++++ Data for this exercise

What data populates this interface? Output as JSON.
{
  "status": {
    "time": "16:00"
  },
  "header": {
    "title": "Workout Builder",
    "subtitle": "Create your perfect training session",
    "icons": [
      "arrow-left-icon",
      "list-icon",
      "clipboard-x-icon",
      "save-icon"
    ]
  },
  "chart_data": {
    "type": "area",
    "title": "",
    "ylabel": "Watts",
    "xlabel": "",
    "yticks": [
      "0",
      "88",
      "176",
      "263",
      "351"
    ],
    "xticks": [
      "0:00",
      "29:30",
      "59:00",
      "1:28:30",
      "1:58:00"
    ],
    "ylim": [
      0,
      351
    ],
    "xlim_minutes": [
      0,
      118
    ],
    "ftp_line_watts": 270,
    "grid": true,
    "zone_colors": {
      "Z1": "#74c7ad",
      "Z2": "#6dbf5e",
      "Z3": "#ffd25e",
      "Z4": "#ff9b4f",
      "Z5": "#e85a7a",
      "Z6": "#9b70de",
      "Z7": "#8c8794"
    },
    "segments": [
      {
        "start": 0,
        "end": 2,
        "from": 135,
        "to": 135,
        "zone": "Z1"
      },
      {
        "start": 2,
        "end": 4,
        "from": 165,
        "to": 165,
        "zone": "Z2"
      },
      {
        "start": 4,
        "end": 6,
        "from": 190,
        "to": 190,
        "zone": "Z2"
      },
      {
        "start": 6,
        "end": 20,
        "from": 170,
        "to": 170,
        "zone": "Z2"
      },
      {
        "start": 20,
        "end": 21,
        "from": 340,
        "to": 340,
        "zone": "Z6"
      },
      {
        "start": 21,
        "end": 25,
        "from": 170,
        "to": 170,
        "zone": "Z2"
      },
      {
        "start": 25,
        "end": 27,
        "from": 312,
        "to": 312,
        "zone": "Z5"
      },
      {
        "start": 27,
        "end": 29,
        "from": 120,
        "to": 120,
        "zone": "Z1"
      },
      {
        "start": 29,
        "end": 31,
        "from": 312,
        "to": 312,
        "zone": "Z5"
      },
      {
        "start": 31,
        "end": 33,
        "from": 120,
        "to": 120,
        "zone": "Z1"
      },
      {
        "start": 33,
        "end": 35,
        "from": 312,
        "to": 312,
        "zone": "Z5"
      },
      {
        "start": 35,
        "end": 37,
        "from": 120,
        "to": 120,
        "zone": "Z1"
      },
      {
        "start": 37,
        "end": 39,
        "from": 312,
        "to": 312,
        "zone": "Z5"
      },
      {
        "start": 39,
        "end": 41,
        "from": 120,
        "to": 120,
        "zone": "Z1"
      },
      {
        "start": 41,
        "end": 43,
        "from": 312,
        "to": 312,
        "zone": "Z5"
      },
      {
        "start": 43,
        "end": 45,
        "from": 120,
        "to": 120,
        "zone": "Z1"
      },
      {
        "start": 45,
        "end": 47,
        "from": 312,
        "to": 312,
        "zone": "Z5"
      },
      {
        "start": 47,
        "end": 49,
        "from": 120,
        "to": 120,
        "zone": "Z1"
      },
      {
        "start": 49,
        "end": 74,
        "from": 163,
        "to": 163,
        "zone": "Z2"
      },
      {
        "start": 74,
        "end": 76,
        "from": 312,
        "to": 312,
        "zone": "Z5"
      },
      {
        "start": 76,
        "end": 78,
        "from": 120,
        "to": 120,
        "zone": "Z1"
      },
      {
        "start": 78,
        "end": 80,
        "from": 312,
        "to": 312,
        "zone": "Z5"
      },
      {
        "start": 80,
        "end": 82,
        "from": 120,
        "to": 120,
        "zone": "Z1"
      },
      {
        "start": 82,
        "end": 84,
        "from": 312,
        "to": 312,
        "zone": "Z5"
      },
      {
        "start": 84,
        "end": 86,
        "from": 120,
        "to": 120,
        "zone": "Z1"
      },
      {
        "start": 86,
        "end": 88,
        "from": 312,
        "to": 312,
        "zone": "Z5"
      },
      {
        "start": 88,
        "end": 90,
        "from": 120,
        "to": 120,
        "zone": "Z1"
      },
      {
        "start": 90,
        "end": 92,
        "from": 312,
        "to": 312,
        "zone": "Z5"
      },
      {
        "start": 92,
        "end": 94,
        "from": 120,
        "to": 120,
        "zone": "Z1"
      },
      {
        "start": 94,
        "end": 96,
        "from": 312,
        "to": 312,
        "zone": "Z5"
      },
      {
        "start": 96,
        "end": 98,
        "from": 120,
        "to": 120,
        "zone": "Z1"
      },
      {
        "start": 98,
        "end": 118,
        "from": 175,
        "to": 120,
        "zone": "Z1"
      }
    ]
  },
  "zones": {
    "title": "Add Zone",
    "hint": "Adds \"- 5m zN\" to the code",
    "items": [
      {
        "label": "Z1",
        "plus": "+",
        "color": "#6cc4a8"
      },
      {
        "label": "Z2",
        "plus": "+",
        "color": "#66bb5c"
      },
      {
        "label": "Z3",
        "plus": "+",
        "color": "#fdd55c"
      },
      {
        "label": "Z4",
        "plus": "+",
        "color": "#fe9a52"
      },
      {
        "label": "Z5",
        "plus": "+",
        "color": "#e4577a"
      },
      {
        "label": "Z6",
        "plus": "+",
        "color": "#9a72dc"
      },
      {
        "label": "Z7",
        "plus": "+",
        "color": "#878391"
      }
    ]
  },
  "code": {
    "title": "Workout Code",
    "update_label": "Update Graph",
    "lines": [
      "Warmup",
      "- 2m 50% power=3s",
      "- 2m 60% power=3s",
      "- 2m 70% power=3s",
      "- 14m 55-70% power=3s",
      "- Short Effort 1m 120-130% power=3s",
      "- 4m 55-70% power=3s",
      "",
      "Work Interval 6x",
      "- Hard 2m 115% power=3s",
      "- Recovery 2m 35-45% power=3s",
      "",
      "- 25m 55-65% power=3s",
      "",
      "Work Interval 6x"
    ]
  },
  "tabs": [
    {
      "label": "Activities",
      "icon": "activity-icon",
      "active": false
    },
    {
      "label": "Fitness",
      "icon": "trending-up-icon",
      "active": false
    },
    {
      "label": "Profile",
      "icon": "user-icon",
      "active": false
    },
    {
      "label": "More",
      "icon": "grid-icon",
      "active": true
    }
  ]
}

++++++++

Identify each line in the records above containing the word "power"; copy those lines.

◆ Worked solution:
      "- 2m 50% power=3s",
      "- 2m 60% power=3s",
      "- 2m 70% power=3s",
      "- 14m 55-70% power=3s",
      "- Short Effort 1m 120-130% power=3s",
      "- 4m 55-70% power=3s",
      "- Hard 2m 115% power=3s",
      "- Recovery 2m 35-45% power=3s",
      "- 25m 55-65% power=3s",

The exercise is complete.